Dataset records:
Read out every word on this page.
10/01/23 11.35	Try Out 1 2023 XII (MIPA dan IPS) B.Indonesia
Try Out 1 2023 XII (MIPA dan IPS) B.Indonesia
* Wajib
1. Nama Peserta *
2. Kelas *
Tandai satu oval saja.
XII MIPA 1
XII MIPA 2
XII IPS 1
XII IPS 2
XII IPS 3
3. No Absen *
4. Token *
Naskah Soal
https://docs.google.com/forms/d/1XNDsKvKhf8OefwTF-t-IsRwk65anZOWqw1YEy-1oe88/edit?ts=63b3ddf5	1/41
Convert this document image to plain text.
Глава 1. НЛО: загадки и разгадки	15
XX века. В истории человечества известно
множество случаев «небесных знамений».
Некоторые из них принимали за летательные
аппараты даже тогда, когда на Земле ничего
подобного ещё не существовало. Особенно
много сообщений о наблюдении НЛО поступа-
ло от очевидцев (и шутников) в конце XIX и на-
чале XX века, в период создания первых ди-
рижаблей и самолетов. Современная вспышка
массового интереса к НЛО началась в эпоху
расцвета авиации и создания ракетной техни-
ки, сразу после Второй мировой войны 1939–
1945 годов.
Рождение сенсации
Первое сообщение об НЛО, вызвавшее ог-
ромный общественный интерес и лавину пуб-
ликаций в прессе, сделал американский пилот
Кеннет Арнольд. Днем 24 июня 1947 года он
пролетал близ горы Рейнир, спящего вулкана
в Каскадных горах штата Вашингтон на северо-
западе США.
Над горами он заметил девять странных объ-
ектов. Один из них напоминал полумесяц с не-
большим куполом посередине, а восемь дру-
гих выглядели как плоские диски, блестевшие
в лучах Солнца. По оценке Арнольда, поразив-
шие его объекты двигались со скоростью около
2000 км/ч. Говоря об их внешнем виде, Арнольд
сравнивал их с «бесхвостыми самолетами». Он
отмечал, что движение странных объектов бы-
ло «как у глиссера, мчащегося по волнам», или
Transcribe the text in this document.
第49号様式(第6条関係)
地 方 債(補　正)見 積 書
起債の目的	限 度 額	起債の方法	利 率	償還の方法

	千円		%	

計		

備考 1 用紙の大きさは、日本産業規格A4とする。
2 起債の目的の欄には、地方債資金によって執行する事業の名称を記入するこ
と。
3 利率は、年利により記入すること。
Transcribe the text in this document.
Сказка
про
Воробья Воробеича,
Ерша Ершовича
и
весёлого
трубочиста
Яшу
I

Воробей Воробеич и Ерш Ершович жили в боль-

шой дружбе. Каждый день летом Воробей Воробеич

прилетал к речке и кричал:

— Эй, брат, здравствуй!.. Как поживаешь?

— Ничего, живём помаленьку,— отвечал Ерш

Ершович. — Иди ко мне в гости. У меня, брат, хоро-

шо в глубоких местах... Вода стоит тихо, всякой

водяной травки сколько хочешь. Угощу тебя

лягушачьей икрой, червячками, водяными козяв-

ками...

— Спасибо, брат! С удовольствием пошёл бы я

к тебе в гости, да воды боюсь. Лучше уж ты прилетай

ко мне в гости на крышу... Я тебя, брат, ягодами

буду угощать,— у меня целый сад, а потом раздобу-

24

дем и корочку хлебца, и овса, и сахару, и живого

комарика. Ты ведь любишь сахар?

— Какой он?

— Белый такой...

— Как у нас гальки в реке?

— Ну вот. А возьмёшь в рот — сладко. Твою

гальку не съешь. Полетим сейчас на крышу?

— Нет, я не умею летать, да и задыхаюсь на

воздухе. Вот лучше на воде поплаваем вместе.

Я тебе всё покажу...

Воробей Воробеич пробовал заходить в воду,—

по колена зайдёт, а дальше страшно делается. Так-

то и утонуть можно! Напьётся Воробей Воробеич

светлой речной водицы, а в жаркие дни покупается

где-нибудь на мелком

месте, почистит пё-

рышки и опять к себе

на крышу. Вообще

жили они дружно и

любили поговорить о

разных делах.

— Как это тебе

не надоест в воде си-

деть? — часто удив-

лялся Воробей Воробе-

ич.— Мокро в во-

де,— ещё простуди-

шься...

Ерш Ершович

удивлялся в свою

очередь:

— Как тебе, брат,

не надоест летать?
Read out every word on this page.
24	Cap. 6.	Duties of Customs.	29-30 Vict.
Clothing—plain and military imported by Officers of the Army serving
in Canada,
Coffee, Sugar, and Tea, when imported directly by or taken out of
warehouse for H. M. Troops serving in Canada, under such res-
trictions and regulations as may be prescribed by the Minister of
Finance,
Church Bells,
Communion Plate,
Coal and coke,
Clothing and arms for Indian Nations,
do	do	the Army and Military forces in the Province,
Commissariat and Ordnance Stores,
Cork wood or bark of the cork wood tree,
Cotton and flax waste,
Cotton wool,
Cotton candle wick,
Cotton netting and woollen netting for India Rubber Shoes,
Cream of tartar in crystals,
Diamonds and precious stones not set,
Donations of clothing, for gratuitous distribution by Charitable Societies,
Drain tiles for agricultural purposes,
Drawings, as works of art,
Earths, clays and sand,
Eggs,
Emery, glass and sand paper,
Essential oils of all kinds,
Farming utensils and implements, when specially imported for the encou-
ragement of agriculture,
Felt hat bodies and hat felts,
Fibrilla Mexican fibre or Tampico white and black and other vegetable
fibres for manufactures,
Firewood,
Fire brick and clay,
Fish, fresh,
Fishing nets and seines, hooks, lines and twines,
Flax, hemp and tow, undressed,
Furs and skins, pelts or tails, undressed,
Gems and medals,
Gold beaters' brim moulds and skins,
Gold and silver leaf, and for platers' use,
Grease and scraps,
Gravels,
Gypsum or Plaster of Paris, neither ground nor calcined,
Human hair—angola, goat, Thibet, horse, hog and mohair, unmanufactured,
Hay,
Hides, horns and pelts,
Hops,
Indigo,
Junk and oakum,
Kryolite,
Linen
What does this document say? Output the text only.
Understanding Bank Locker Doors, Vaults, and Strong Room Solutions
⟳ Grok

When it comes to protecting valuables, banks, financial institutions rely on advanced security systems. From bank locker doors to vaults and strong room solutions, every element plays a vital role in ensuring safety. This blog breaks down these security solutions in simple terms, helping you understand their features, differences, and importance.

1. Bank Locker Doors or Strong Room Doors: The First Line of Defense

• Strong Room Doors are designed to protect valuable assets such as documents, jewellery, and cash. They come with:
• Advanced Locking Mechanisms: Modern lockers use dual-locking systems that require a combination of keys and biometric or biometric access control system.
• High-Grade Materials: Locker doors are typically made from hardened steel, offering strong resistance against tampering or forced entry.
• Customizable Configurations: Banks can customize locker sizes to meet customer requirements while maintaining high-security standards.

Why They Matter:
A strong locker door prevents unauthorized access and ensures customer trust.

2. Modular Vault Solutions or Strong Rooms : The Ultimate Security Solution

What the task asks:
Each record above must be given again exactly.

Answer to this problem:
Read out every word on this page.
10/01/23 11.35	Try Out 1 2023 XII (MIPA dan IPS) B.Indonesia
Try Out 1 2023 XII (MIPA dan IPS) B.Indonesia
* Wajib
1. Nama Peserta *
2. Kelas *
Tandai satu oval saja.
XII MIPA 1
XII MIPA 2
XII IPS 1
XII IPS 2
XII IPS 3
3. No Absen *
4. Token *
Naskah Soal
https://docs.google.com/forms/d/1XNDsKvKhf8OefwTF-t-IsRwk65anZOWqw1YEy-1oe88/edit?ts=63b3ddf5	1/41
Convert this document image to plain text.
Глава 1. НЛО: загадки и разгадки	15
XX века. В истории человечества известно
множество случаев «небесных знамений».
Некоторые из них принимали за летательные
аппараты даже тогда, когда на Земле ничего
подобного ещё не существовало. Особенно
много сообщений о наблюдении НЛО поступа-
ло от очевидцев (и шутников) в конце XIX и на-
чале XX века, в период создания первых ди-
рижаблей и самолетов. Современная вспышка
массового интереса к НЛО началась в эпоху
расцвета авиации и создания ракетной техни-
ки, сразу после Второй мировой войны 1939–
1945 годов.
Рождение сенсации
Первое сообщение об НЛО, вызвавшее ог-
ромный общественный интерес и лавину пуб-
ликаций в прессе, сделал американский пилот
Кеннет Арнольд. Днем 24 июня 1947 года он
пролетал близ горы Рейнир, спящего вулкана
в Каскадных горах штата Вашингтон на северо-
западе США.
Над горами он заметил девять странных объ-
ектов. Один из них напоминал полумесяц с не-
большим куполом посередине, а восемь дру-
гих выглядели как плоские диски, блестевшие
в лучах Солнца. По оценке Арнольда, поразив-
шие его объекты двигались со скоростью около
2000 км/ч. Говоря об их внешнем виде, Арнольд
сравнивал их с «бесхвостыми самолетами». Он
отмечал, что движение странных объектов бы-
ло «как у глиссера, мчащегося по волнам», или
Transcribe the text in this document.
第49号様式(第6条関係)
地 方 債(補　正)見 積 書
起債の目的	限 度 額	起債の方法	利 率	償還の方法

	千円		%	

計		

備考 1 用紙の大きさは、日本産業規格A4とする。
2 起債の目的の欄には、地方債資金によって執行する事業の名称を記入するこ
と。
3 利率は、年利により記入すること。
Transcribe the text in this document.
Сказка
про
Воробья Воробеича,
Ерша Ершовича
и
весёлого
трубочиста
Яшу
I

Воробей Воробеич и Ерш Ершович жили в боль-

шой дружбе. Каждый день летом Воробей Воробеич

прилетал к речке и кричал:

— Эй, брат, здравствуй!.. Как поживаешь?

— Ничего, живём помаленьку,— отвечал Ерш

Ершович. — Иди ко мне в гости. У меня, брат, хоро-

шо в глубоких местах... Вода стоит тихо, всякой

водяной травки сколько хочешь. Угощу тебя

лягушачьей икрой, червячками, водяными козяв-

ками...

— Спасибо, брат! С удовольствием пошёл бы я

к тебе в гости, да воды боюсь. Лучше уж ты прилетай

ко мне в гости на крышу... Я тебя, брат, ягодами

буду угощать,— у меня целый сад, а потом раздобу-

24

дем и корочку хлебца, и овса, и сахару, и живого

комарика. Ты ведь любишь сахар?

— Какой он?

— Белый такой...

— Как у нас гальки в реке?

— Ну вот. А возьмёшь в рот — сладко. Твою

гальку не съешь. Полетим сейчас на крышу?

— Нет, я не умею летать, да и задыхаюсь на

воздухе. Вот лучше на воде поплаваем вместе.

Я тебе всё покажу...

Воробей Воробеич пробовал заходить в воду,—

по колена зайдёт, а дальше страшно делается. Так-

то и утонуть можно! Напьётся Воробей Воробеич

светлой речной водицы, а в жаркие дни покупается

где-нибудь на мелком

месте, почистит пё-

рышки и опять к себе

на крышу. Вообще

жили они дружно и

любили поговорить о

разных делах.

— Как это тебе

не надоест в воде си-

деть? — часто удив-

лялся Воробей Воробе-

ич.— Мокро в во-

де,— ещё простуди-

шься...

Ерш Ершович

удивлялся в свою

очередь:

— Как тебе, брат,

не надоест летать?
Read out every word on this page.
24	Cap. 6.	Duties of Customs.	29-30 Vict.
Clothing—plain and military imported by Officers of the Army serving
in Canada,
Coffee, Sugar, and Tea, when imported directly by or taken out of
warehouse for H. M. Troops serving in Canada, under such res-
trictions and regulations as may be prescribed by the Minister of
Finance,
Church Bells,
Communion Plate,
Coal and coke,
Clothing and arms for Indian Nations,
do	do	the Army and Military forces in the Province,
Commissariat and Ordnance Stores,
Cork wood or bark of the cork wood tree,
Cotton and flax waste,
Cotton wool,
Cotton candle wick,
Cotton netting and woollen netting for India Rubber Shoes,
Cream of tartar in crystals,
Diamonds and precious stones not set,
Donations of clothing, for gratuitous distribution by Charitable Societies,
Drain tiles for agricultural purposes,
Drawings, as works of art,
Earths, clays and sand,
Eggs,
Emery, glass and sand paper,
Essential oils of all kinds,
Farming utensils and implements, when specially imported for the encou-
ragement of agriculture,
Felt hat bodies and hat felts,
Fibrilla Mexican fibre or Tampico white and black and other vegetable
fibres for manufactures,
Firewood,
Fire brick and clay,
Fish, fresh,
Fishing nets and seines, hooks, lines and twines,
Flax, hemp and tow, undressed,
Furs and skins, pelts or tails, undressed,
Gems and medals,
Gold beaters' brim moulds and skins,
Gold and silver leaf, and for platers' use,
Grease and scraps,
Gravels,
Gypsum or Plaster of Paris, neither ground nor calcined,
Human hair—angola, goat, Thibet, horse, hog and mohair, unmanufactured,
Hay,
Hides, horns and pelts,
Hops,
Indigo,
Junk and oakum,
Kryolite,
Linen
What does this document say? Output the text only.
Understanding Bank Locker Doors, Vaults, and Strong Room Solutions
⟳ Grok

When it comes to protecting valuables, banks, financial institutions rely on advanced security systems. From bank locker doors to vaults and strong room solutions, every element plays a vital role in ensuring safety. This blog breaks down these security solutions in simple terms, helping you understand their features, differences, and importance.

1. Bank Locker Doors or Strong Room Doors: The First Line of Defense

• Strong Room Doors are designed to protect valuable assets such as documents, jewellery, and cash. They come with:
• Advanced Locking Mechanisms: Modern lockers use dual-locking systems that require a combination of keys and biometric or biometric access control system.
• High-Grade Materials: Locker doors are typically made from hardened steel, offering strong resistance against tampering or forced entry.
• Customizable Configurations: Banks can customize locker sizes to meet customer requirements while maintaining high-security standards.

Why They Matter:
A strong locker door prevents unauthorized access and ensures customer trust.

2. Modular Vault Solutions or Strong Rooms : The Ultimate Security Solution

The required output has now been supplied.